The input:
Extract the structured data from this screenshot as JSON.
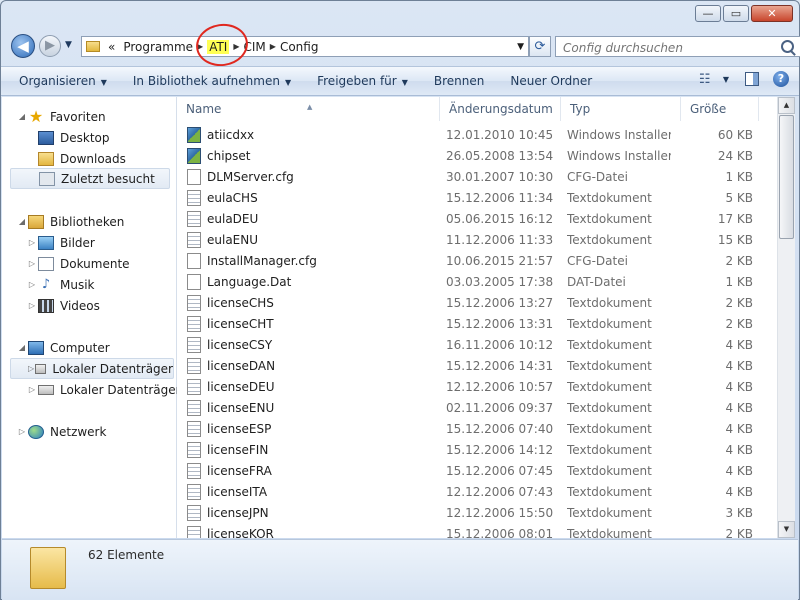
{
  "window": {
    "buttons": {
      "minimize": "—",
      "maximize": "▭",
      "close": "✕"
    }
  },
  "nav": {
    "back_glyph": "◀",
    "forward_glyph": "▶",
    "dropdown_glyph": "▼",
    "breadcrumb": {
      "overflow": "«",
      "items": [
        "Programme",
        "ATI",
        "CIM",
        "Config"
      ],
      "separator": "▶"
    },
    "address_dropdown": "▼",
    "refresh_glyph": "⟳",
    "search_placeholder": "Config durchsuchen"
  },
  "toolbar": {
    "organize": "Organisieren",
    "include_library": "In Bibliothek aufnehmen",
    "share": "Freigeben für",
    "burn": "Brennen",
    "new_folder": "Neuer Ordner",
    "dropdown_glyph": "▼",
    "view_glyph": "☷",
    "help_glyph": "?"
  },
  "navpane": {
    "favorites": "Favoriten",
    "desktop": "Desktop",
    "downloads": "Downloads",
    "recent": "Zuletzt besucht",
    "libraries": "Bibliotheken",
    "pictures": "Bilder",
    "documents": "Dokumente",
    "music": "Musik",
    "videos": "Videos",
    "computer": "Computer",
    "drive1": "Lokaler Datenträger",
    "drive2": "Lokaler Datenträger",
    "network": "Netzwerk",
    "expanded_glyph": "◢",
    "collapsed_glyph": "▷",
    "star_glyph": "★",
    "music_glyph": "♪"
  },
  "list": {
    "columns": {
      "name": "Name",
      "date": "Änderungsdatum",
      "type": "Typ",
      "size": "Größe"
    },
    "sort_glyph": "▲",
    "files": [
      {
        "name": "atiicdxx",
        "date": "12.01.2010 10:45",
        "type": "Windows Installer...",
        "size": "60 KB",
        "icon": "msi"
      },
      {
        "name": "chipset",
        "date": "26.05.2008 13:54",
        "type": "Windows Installer...",
        "size": "24 KB",
        "icon": "msi"
      },
      {
        "name": "DLMServer.cfg",
        "date": "30.01.2007 10:30",
        "type": "CFG-Datei",
        "size": "1 KB",
        "icon": "file"
      },
      {
        "name": "eulaCHS",
        "date": "15.12.2006 11:34",
        "type": "Textdokument",
        "size": "5 KB",
        "icon": "txt"
      },
      {
        "name": "eulaDEU",
        "date": "05.06.2015 16:12",
        "type": "Textdokument",
        "size": "17 KB",
        "icon": "txt"
      },
      {
        "name": "eulaENU",
        "date": "11.12.2006 11:33",
        "type": "Textdokument",
        "size": "15 KB",
        "icon": "txt"
      },
      {
        "name": "InstallManager.cfg",
        "date": "10.06.2015 21:57",
        "type": "CFG-Datei",
        "size": "2 KB",
        "icon": "file"
      },
      {
        "name": "Language.Dat",
        "date": "03.03.2005 17:38",
        "type": "DAT-Datei",
        "size": "1 KB",
        "icon": "file"
      },
      {
        "name": "licenseCHS",
        "date": "15.12.2006 13:27",
        "type": "Textdokument",
        "size": "2 KB",
        "icon": "txt"
      },
      {
        "name": "licenseCHT",
        "date": "15.12.2006 13:31",
        "type": "Textdokument",
        "size": "2 KB",
        "icon": "txt"
      },
      {
        "name": "licenseCSY",
        "date": "16.11.2006 10:12",
        "type": "Textdokument",
        "size": "4 KB",
        "icon": "txt"
      },
      {
        "name": "licenseDAN",
        "date": "15.12.2006 14:31",
        "type": "Textdokument",
        "size": "4 KB",
        "icon": "txt"
      },
      {
        "name": "licenseDEU",
        "date": "12.12.2006 10:57",
        "type": "Textdokument",
        "size": "4 KB",
        "icon": "txt"
      },
      {
        "name": "licenseENU",
        "date": "02.11.2006 09:37",
        "type": "Textdokument",
        "size": "4 KB",
        "icon": "txt"
      },
      {
        "name": "licenseESP",
        "date": "15.12.2006 07:40",
        "type": "Textdokument",
        "size": "4 KB",
        "icon": "txt"
      },
      {
        "name": "licenseFIN",
        "date": "15.12.2006 14:12",
        "type": "Textdokument",
        "size": "4 KB",
        "icon": "txt"
      },
      {
        "name": "licenseFRA",
        "date": "15.12.2006 07:45",
        "type": "Textdokument",
        "size": "4 KB",
        "icon": "txt"
      },
      {
        "name": "licenseITA",
        "date": "12.12.2006 07:43",
        "type": "Textdokument",
        "size": "4 KB",
        "icon": "txt"
      },
      {
        "name": "licenseJPN",
        "date": "12.12.2006 15:50",
        "type": "Textdokument",
        "size": "3 KB",
        "icon": "txt"
      },
      {
        "name": "licenseKOR",
        "date": "15.12.2006 08:01",
        "type": "Textdokument",
        "size": "2 KB",
        "icon": "txt"
      }
    ]
  },
  "scrollbar": {
    "up_glyph": "▲",
    "down_glyph": "▼"
  },
  "details": {
    "count": "62 Elemente"
  }
}
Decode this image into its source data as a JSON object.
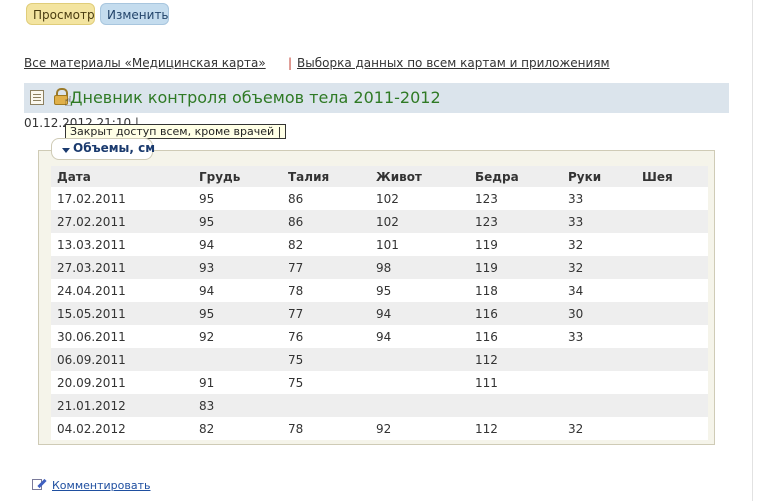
{
  "toolbar": {
    "view_label": "Просмотр",
    "edit_label": "Изменить"
  },
  "links": {
    "all_materials": "Все материалы «Медицинская карта»",
    "separator": "|",
    "data_selection": "Выборка данных по всем картам и приложениям"
  },
  "title": {
    "text": "Дневник контроля объемов тела 2011-2012"
  },
  "date_line": "01.12.2012 21:10 |",
  "tooltip": "Закрыт доступ всем, кроме врачей |",
  "legend": "Объемы, см",
  "table": {
    "headers": [
      "Дата",
      "Грудь",
      "Талия",
      "Живот",
      "Бедра",
      "Руки",
      "Шея"
    ],
    "rows": [
      [
        "17.02.2011",
        "95",
        "86",
        "102",
        "123",
        "33",
        ""
      ],
      [
        "27.02.2011",
        "95",
        "86",
        "102",
        "123",
        "33",
        ""
      ],
      [
        "13.03.2011",
        "94",
        "82",
        "101",
        "119",
        "32",
        ""
      ],
      [
        "27.03.2011",
        "93",
        "77",
        "98",
        "119",
        "32",
        ""
      ],
      [
        "24.04.2011",
        "94",
        "78",
        "95",
        "118",
        "34",
        ""
      ],
      [
        "15.05.2011",
        "95",
        "77",
        "94",
        "116",
        "30",
        ""
      ],
      [
        "30.06.2011",
        "92",
        "76",
        "94",
        "116",
        "33",
        ""
      ],
      [
        "06.09.2011",
        "",
        "75",
        "",
        "112",
        "",
        ""
      ],
      [
        "20.09.2011",
        "91",
        "75",
        "",
        "111",
        "",
        ""
      ],
      [
        "21.01.2012",
        "83",
        "",
        "",
        "",
        "",
        ""
      ],
      [
        "04.02.2012",
        "82",
        "78",
        "92",
        "112",
        "32",
        ""
      ]
    ]
  },
  "footer": {
    "comment_label": "Комментировать"
  },
  "icons": {
    "doc": "document-icon",
    "lock": "lock-icon",
    "cursor": "hand-cursor-icon",
    "comment": "edit-pencil-icon"
  },
  "colors": {
    "title": "#2f7a25",
    "title_bar": "#dbe4ec",
    "view_tab": "#f3e4a0",
    "edit_tab": "#c4dcee",
    "link_blue": "#1f4fa0"
  }
}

Task statement: The material above holds pictures; copy everything else in it exactly.

Solved exercise:
Extract the structured data from this screenshot as JSON.
{
  "window": {
    "buttons": {
      "minimize": "—",
      "maximize": "▭",
      "close": "✕"
    }
  },
  "nav": {
    "back_glyph": "◀",
    "forward_glyph": "▶",
    "dropdown_glyph": "▼",
    "breadcrumb": {
      "overflow": "«",
      "items": [
        "Programme",
        "ATI",
        "CIM",
        "Config"
      ],
      "separator": "▶"
    },
    "address_dropdown": "▼",
    "refresh_glyph": "⟳",
    "search_placeholder": "Config durchsuchen"
  },
  "toolbar": {
    "organize": "Organisieren",
    "include_library": "In Bibliothek aufnehmen",
    "share": "Freigeben für",
    "burn": "Brennen",
    "new_folder": "Neuer Ordner",
    "dropdown_glyph": "▼",
    "view_glyph": "☷",
    "help_glyph": "?"
  },
  "navpane": {
    "favorites": "Favoriten",
    "desktop": "Desktop",
    "downloads": "Downloads",
    "recent": "Zuletzt besucht",
    "libraries": "Bibliotheken",
    "pictures": "Bilder",
    "documents": "Dokumente",
    "music": "Musik",
    "videos": "Videos",
    "computer": "Computer",
    "drive1": "Lokaler Datenträger",
    "drive2": "Lokaler Datenträger",
    "network": "Netzwerk",
    "expanded_glyph": "◢",
    "collapsed_glyph": "▷",
    "star_glyph": "★",
    "music_glyph": "♪"
  },
  "list": {
    "columns": {
      "name": "Name",
      "date": "Änderungsdatum",
      "type": "Typ",
      "size": "Größe"
    },
    "sort_glyph": "▲",
    "files": [
      {
        "name": "atiicdxx",
        "date": "12.01.2010 10:45",
        "type": "Windows Installer...",
        "size": "60 KB",
        "icon": "msi"
      },
      {
        "name": "chipset",
        "date": "26.05.2008 13:54",
        "type": "Windows Installer...",
        "size": "24 KB",
        "icon": "msi"
      },
      {
        "name": "DLMServer.cfg",
        "date": "30.01.2007 10:30",
        "type": "CFG-Datei",
        "size": "1 KB",
        "icon": "file"
      },
      {
        "name": "eulaCHS",
        "date": "15.12.2006 11:34",
        "type": "Textdokument",
        "size": "5 KB",
        "icon": "txt"
      },
      {
        "name": "eulaDEU",
        "date": "05.06.2015 16:12",
        "type": "Textdokument",
        "size": "17 KB",
        "icon": "txt"
      },
      {
        "name": "eulaENU",
        "date": "11.12.2006 11:33",
        "type": "Textdokument",
        "size": "15 KB",
        "icon": "txt"
      },
      {
        "name": "InstallManager.cfg",
        "date": "10.06.2015 21:57",
        "type": "CFG-Datei",
        "size": "2 KB",
        "icon": "file"
      },
      {
        "name": "Language.Dat",
        "date": "03.03.2005 17:38",
        "type": "DAT-Datei",
        "size": "1 KB",
        "icon": "file"
      },
      {
        "name": "licenseCHS",
        "date": "15.12.2006 13:27",
        "type": "Textdokument",
        "size": "2 KB",
        "icon": "txt"
      },
      {
        "name": "licenseCHT",
        "date": "15.12.2006 13:31",
        "type": "Textdokument",
        "size": "2 KB",
        "icon": "txt"
      },
      {
        "name": "licenseCSY",
        "date": "16.11.2006 10:12",
        "type": "Textdokument",
        "size": "4 KB",
        "icon": "txt"
      },
      {
        "name": "licenseDAN",
        "date": "15.12.2006 14:31",
        "type": "Textdokument",
        "size": "4 KB",
        "icon": "txt"
      },
      {
        "name": "licenseDEU",
        "date": "12.12.2006 10:57",
        "type": "Textdokument",
        "size": "4 KB",
        "icon": "txt"
      },
      {
        "name": "licenseENU",
        "date": "02.11.2006 09:37",
        "type": "Textdokument",
        "size": "4 KB",
        "icon": "txt"
      },
      {
        "name": "licenseESP",
        "date": "15.12.2006 07:40",
        "type": "Textdokument",
        "size": "4 KB",
        "icon": "txt"
      },
      {
        "name": "licenseFIN",
        "date": "15.12.2006 14:12",
        "type": "Textdokument",
        "size": "4 KB",
        "icon": "txt"
      },
      {
        "name": "licenseFRA",
        "date": "15.12.2006 07:45",
        "type": "Textdokument",
        "size": "4 KB",
        "icon": "txt"
      },
      {
        "name": "licenseITA",
        "date": "12.12.2006 07:43",
        "type": "Textdokument",
        "size": "4 KB",
        "icon": "txt"
      },
      {
        "name": "licenseJPN",
        "date": "12.12.2006 15:50",
        "type": "Textdokument",
        "size": "3 KB",
        "icon": "txt"
      },
      {
        "name": "licenseKOR",
        "date": "15.12.2006 08:01",
        "type": "Textdokument",
        "size": "2 KB",
        "icon": "txt"
      }
    ]
  },
  "scrollbar": {
    "up_glyph": "▲",
    "down_glyph": "▼"
  },
  "details": {
    "count": "62 Elemente"
  }
}
Decode this image into its source data as a JSON object.
{
  "toolbar": {
    "view_label": "Просмотр",
    "edit_label": "Изменить"
  },
  "links": {
    "all_materials": "Все материалы «Медицинская карта»",
    "separator": "|",
    "data_selection": "Выборка данных по всем картам и приложениям"
  },
  "title": {
    "text": "Дневник контроля объемов тела 2011-2012"
  },
  "date_line": "01.12.2012 21:10 |",
  "tooltip": "Закрыт доступ всем, кроме врачей |",
  "legend": "Объемы, см",
  "table": {
    "headers": [
      "Дата",
      "Грудь",
      "Талия",
      "Живот",
      "Бедра",
      "Руки",
      "Шея"
    ],
    "rows": [
      [
        "17.02.2011",
        "95",
        "86",
        "102",
        "123",
        "33",
        ""
      ],
      [
        "27.02.2011",
        "95",
        "86",
        "102",
        "123",
        "33",
        ""
      ],
      [
        "13.03.2011",
        "94",
        "82",
        "101",
        "119",
        "32",
        ""
      ],
      [
        "27.03.2011",
        "93",
        "77",
        "98",
        "119",
        "32",
        ""
      ],
      [
        "24.04.2011",
        "94",
        "78",
        "95",
        "118",
        "34",
        ""
      ],
      [
        "15.05.2011",
        "95",
        "77",
        "94",
        "116",
        "30",
        ""
      ],
      [
        "30.06.2011",
        "92",
        "76",
        "94",
        "116",
        "33",
        ""
      ],
      [
        "06.09.2011",
        "",
        "75",
        "",
        "112",
        "",
        ""
      ],
      [
        "20.09.2011",
        "91",
        "75",
        "",
        "111",
        "",
        ""
      ],
      [
        "21.01.2012",
        "83",
        "",
        "",
        "",
        "",
        ""
      ],
      [
        "04.02.2012",
        "82",
        "78",
        "92",
        "112",
        "32",
        ""
      ]
    ]
  },
  "footer": {
    "comment_label": "Комментировать"
  },
  "icons": {
    "doc": "document-icon",
    "lock": "lock-icon",
    "cursor": "hand-cursor-icon",
    "comment": "edit-pencil-icon"
  },
  "colors": {
    "title": "#2f7a25",
    "title_bar": "#dbe4ec",
    "view_tab": "#f3e4a0",
    "edit_tab": "#c4dcee",
    "link_blue": "#1f4fa0"
  }
}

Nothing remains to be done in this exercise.